STATED TASK —
From the records, pick out and copy each line containing "WĘZEŁ".

(Extracted records)
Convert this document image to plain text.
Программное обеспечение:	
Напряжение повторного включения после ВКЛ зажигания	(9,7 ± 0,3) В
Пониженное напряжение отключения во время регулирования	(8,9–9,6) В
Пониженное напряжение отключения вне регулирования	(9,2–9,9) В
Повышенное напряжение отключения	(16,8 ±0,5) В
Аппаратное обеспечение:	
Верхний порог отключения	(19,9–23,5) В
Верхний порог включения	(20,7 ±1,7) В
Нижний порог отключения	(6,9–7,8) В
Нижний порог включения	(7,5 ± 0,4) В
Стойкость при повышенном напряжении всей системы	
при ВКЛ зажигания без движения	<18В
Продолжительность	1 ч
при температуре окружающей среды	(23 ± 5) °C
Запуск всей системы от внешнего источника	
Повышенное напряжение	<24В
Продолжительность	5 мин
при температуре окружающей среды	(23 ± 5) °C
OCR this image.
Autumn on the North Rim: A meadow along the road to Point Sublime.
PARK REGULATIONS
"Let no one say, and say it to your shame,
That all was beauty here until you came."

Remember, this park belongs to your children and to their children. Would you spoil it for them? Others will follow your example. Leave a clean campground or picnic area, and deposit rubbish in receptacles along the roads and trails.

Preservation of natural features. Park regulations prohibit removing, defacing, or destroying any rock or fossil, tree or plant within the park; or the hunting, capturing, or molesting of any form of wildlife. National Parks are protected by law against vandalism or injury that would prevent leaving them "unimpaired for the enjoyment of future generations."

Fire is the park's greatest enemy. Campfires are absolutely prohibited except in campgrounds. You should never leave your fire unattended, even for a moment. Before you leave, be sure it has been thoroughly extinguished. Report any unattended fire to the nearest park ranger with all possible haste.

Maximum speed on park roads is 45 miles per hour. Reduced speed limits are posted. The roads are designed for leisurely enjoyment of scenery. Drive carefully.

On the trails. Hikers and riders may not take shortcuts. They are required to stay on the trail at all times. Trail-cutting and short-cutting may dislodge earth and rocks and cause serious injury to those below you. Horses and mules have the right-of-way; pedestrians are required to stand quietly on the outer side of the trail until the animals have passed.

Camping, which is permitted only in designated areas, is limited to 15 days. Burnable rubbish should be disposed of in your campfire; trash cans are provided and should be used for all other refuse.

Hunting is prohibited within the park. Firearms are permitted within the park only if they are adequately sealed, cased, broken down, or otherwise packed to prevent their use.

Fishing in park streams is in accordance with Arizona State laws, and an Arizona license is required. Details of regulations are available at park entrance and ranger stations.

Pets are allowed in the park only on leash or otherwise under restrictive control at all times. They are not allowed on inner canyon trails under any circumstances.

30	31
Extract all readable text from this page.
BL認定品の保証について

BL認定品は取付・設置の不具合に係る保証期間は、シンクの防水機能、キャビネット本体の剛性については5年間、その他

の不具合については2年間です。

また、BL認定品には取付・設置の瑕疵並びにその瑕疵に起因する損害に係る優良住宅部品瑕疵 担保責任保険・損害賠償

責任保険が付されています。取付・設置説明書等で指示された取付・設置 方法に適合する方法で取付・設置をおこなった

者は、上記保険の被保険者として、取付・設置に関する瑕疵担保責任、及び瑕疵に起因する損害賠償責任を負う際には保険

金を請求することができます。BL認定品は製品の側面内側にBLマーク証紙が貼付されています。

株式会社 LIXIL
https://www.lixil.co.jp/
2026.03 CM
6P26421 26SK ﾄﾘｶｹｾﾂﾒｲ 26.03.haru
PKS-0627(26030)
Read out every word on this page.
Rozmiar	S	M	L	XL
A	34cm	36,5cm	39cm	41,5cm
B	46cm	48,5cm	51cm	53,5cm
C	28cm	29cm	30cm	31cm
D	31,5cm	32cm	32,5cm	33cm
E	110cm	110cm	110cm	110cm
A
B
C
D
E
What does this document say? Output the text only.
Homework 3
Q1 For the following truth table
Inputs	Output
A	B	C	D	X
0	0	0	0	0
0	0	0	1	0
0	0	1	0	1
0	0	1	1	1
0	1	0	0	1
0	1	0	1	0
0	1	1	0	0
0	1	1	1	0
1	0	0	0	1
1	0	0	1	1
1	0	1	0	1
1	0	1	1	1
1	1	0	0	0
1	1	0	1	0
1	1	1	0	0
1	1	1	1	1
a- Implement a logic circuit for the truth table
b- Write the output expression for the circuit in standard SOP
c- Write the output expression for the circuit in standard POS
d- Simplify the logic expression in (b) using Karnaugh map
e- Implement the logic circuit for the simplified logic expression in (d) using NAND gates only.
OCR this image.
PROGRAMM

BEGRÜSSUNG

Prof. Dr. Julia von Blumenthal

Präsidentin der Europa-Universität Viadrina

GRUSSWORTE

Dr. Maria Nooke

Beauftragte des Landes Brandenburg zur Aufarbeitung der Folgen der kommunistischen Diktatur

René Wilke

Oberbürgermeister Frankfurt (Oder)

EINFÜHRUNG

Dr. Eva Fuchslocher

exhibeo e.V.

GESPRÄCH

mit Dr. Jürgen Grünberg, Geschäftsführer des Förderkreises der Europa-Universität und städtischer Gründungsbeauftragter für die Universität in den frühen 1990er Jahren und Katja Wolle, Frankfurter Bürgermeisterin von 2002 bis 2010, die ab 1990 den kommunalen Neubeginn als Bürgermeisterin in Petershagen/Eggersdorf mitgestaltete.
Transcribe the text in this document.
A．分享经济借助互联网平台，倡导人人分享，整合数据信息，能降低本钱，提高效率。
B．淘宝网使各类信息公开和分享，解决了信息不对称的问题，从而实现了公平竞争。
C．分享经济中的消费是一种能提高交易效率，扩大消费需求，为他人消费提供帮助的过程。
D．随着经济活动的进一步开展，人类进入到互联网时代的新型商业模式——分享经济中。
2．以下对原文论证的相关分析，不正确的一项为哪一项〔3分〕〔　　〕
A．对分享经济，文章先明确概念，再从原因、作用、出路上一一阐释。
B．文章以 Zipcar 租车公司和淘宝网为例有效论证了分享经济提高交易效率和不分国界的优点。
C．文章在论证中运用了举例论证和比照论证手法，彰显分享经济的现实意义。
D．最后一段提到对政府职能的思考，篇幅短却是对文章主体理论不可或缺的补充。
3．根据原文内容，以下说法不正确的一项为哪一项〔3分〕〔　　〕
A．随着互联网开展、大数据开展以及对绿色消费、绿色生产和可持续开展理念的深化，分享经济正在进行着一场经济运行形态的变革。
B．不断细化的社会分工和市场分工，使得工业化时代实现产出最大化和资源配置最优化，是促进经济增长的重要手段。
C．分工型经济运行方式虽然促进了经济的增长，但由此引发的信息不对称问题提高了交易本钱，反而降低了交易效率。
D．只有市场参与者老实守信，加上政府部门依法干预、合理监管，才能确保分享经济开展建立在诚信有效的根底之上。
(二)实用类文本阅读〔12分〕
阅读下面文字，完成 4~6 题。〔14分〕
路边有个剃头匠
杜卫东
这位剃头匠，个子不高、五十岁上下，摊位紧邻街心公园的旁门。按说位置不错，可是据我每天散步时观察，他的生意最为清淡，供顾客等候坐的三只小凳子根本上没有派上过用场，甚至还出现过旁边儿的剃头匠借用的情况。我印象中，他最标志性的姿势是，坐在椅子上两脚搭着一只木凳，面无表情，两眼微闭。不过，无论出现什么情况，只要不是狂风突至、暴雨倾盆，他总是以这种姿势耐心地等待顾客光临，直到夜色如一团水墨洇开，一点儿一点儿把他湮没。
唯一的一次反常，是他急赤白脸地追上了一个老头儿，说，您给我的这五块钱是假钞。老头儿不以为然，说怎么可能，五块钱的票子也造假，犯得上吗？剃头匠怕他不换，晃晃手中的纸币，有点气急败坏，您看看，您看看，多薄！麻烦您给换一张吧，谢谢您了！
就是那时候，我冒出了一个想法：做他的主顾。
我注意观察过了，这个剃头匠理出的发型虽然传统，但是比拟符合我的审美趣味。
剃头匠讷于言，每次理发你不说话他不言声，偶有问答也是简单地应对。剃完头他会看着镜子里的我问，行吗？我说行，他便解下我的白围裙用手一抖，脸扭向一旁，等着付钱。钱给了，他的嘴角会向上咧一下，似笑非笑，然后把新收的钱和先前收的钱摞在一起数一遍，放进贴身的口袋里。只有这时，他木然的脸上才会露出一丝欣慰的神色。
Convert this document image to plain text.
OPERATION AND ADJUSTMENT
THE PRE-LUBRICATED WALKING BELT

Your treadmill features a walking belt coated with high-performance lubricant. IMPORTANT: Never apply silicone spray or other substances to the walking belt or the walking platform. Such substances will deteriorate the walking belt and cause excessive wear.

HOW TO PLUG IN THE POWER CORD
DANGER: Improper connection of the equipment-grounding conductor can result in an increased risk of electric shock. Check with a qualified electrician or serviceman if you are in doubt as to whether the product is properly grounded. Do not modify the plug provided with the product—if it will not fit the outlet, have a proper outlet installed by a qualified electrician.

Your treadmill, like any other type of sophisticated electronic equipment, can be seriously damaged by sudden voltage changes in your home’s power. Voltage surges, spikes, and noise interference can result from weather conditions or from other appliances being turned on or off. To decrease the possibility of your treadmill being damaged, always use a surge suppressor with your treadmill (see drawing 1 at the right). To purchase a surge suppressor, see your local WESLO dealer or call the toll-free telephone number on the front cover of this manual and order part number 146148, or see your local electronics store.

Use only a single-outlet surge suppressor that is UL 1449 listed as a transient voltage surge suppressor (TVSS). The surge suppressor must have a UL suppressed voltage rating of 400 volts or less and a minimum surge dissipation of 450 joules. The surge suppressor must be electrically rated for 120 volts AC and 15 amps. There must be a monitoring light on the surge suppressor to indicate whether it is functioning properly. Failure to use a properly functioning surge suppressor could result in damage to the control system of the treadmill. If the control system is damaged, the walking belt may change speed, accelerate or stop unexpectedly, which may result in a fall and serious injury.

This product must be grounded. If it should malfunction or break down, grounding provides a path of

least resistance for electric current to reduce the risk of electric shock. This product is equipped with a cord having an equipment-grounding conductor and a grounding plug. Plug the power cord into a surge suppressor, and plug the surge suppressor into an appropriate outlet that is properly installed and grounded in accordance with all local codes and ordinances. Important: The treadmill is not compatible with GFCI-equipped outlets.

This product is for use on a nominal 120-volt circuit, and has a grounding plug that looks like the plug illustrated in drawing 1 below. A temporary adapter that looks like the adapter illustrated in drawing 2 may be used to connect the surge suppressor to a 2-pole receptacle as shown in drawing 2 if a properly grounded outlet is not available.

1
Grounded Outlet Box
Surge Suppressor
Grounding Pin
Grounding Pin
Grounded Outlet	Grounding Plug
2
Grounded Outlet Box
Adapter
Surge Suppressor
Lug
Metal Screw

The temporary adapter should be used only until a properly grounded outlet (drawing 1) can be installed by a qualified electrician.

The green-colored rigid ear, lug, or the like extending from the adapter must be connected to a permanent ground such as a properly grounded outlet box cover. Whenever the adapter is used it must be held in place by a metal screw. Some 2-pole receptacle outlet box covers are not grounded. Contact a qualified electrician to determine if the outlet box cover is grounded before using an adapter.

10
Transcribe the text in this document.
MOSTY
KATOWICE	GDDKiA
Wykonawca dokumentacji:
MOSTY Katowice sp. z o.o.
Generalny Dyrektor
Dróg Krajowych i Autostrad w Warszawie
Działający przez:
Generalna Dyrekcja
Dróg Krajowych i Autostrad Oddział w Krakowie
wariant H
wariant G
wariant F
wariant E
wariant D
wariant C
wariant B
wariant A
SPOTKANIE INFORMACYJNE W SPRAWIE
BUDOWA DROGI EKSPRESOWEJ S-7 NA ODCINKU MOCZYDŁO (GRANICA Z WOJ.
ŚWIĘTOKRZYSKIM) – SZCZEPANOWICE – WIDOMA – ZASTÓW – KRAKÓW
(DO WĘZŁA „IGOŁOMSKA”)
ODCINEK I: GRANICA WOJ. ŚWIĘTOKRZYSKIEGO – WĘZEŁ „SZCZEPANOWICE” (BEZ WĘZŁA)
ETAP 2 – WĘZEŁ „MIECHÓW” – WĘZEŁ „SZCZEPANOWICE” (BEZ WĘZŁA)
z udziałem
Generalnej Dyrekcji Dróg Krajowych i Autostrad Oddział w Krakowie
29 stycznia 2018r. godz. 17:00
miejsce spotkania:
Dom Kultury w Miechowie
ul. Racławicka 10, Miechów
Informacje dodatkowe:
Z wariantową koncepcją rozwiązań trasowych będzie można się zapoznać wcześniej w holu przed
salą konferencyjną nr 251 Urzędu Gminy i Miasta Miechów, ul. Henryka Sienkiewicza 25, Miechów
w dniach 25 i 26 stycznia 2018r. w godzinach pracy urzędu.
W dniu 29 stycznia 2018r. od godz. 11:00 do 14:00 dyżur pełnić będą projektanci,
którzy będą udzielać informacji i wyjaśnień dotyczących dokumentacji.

WRITTEN RESPONSE —
ODCINEK I: GRANICA WOJ. ŚWIĘTOKRZYSKIEGO – WĘZEŁ „SZCZEPANOWICE” (BEZ WĘZŁA)
ETAP 2 – WĘZEŁ „MIECHÓW” – WĘZEŁ „SZCZEPANOWICE” (BEZ WĘZŁA)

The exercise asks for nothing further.